| LISTED RECORDS |
━━━━━━━━━━

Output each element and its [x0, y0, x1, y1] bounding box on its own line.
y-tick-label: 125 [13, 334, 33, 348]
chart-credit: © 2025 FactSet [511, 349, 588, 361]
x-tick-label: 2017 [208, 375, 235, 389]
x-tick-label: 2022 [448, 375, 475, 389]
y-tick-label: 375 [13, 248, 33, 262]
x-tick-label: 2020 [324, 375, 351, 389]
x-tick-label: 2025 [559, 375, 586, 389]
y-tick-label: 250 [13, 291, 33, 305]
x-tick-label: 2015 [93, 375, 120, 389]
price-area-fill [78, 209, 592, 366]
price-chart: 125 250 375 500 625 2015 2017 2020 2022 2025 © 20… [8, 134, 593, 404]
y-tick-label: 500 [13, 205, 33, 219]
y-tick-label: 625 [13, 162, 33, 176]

━━━━━━━━━━

Which lines of the records contain the string "label"? Report every one of them, treating uppercase and lowercase as different.

y-tick-label: 125 [13, 334, 33, 348]
x-tick-label: 2017 [208, 375, 235, 389]
x-tick-label: 2022 [448, 375, 475, 389]
y-tick-label: 375 [13, 248, 33, 262]
x-tick-label: 2020 [324, 375, 351, 389]
x-tick-label: 2025 [559, 375, 586, 389]
y-tick-label: 250 [13, 291, 33, 305]
x-tick-label: 2015 [93, 375, 120, 389]
y-tick-label: 500 [13, 205, 33, 219]
y-tick-label: 625 [13, 162, 33, 176]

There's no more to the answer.